Extracted records
__________________________________________________

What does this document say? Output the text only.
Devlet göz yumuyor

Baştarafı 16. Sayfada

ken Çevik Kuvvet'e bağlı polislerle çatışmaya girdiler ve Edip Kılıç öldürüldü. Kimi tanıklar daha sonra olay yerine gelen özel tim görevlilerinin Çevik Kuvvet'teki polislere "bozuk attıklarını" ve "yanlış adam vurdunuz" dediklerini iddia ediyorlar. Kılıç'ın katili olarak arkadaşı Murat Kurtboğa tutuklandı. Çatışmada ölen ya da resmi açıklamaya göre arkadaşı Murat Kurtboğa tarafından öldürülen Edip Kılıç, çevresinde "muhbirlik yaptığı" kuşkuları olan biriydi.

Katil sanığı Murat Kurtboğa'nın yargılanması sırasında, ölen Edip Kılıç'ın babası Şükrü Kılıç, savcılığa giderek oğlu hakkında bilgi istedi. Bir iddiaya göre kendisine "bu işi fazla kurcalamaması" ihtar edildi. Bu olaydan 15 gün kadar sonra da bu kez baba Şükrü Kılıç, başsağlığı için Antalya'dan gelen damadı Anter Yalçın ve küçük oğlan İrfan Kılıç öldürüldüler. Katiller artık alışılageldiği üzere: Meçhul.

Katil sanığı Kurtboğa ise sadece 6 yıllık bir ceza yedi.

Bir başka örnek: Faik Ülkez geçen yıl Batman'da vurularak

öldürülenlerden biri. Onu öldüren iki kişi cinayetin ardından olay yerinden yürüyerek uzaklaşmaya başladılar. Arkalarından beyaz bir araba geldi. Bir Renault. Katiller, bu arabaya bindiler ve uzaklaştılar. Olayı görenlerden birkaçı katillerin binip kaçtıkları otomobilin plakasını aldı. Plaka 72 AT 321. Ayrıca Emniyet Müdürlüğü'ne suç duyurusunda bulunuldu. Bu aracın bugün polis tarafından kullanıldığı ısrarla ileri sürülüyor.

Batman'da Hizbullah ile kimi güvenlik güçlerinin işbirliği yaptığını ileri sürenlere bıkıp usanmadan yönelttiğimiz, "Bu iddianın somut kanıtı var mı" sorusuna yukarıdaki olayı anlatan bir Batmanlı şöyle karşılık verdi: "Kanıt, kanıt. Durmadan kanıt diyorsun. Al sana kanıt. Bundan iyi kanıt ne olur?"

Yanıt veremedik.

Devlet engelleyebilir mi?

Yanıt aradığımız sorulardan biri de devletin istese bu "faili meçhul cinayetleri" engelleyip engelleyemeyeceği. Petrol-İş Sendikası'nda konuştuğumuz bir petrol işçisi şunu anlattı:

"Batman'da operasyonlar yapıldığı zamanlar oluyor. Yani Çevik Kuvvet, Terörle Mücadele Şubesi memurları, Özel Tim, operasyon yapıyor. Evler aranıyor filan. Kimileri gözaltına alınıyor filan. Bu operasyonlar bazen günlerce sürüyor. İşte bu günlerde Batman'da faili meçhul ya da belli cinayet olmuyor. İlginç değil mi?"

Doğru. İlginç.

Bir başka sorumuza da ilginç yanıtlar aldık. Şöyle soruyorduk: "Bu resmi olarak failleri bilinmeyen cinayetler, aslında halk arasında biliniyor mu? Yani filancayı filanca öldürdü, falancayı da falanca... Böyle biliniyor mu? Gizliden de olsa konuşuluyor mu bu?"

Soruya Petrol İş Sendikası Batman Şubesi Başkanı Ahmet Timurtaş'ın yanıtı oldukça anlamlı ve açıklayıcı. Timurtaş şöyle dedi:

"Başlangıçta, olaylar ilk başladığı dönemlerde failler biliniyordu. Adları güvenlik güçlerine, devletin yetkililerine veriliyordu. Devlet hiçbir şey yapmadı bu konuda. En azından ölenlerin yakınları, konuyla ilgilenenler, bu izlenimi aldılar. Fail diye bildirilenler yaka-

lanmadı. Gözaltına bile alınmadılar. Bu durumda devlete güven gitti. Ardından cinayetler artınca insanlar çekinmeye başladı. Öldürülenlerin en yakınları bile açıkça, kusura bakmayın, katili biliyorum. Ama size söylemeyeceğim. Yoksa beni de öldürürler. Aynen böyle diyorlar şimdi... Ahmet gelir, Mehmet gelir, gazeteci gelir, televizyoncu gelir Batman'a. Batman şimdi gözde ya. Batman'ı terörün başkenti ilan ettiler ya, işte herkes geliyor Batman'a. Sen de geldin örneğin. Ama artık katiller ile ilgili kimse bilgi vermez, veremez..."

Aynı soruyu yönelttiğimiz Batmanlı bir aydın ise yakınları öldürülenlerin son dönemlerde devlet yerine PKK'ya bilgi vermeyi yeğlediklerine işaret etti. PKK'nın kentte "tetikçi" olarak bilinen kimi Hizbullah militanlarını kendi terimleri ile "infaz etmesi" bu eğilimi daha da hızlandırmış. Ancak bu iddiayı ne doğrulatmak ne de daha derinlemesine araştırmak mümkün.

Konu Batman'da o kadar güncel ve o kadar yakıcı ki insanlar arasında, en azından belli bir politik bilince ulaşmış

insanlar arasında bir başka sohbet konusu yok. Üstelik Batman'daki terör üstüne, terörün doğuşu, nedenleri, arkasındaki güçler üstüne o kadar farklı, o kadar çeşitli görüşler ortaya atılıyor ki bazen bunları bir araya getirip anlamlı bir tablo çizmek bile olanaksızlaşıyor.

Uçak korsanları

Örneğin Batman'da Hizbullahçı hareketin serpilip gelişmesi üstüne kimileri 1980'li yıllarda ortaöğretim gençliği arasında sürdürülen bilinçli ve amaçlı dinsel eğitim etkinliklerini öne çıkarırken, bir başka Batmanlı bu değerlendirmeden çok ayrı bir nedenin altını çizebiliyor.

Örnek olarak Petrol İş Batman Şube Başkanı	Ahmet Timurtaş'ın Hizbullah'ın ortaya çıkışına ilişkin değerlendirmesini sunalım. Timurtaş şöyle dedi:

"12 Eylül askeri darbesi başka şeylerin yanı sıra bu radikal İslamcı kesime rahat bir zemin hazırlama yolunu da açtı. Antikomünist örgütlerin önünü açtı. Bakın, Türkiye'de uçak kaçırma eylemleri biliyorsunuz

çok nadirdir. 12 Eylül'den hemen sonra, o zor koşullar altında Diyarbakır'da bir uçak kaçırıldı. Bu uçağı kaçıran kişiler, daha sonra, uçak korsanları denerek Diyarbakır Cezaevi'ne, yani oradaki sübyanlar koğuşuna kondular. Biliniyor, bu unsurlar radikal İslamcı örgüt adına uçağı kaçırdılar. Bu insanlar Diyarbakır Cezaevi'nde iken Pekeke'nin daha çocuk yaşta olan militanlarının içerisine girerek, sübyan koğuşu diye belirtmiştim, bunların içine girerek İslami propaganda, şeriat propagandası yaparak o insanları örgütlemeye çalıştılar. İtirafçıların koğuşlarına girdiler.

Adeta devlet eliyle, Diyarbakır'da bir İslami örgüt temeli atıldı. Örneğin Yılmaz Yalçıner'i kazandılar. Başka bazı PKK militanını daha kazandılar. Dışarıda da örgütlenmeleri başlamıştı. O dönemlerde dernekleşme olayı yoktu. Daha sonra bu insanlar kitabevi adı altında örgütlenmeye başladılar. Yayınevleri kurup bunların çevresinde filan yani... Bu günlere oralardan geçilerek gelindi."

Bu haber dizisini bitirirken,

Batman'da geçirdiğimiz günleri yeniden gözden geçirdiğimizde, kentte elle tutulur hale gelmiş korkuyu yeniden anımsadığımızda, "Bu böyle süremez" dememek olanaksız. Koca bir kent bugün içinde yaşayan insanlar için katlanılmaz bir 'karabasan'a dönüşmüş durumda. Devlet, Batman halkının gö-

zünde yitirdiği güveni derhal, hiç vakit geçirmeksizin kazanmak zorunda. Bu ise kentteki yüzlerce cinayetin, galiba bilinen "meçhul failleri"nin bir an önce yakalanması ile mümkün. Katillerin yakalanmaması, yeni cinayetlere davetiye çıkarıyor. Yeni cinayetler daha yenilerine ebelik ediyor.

__________________________________________________

Tally up the lines in the preceding listing that contain the string "failleri". Respond with the number and nothing else.

» **SOLVED PROBLEM**:
2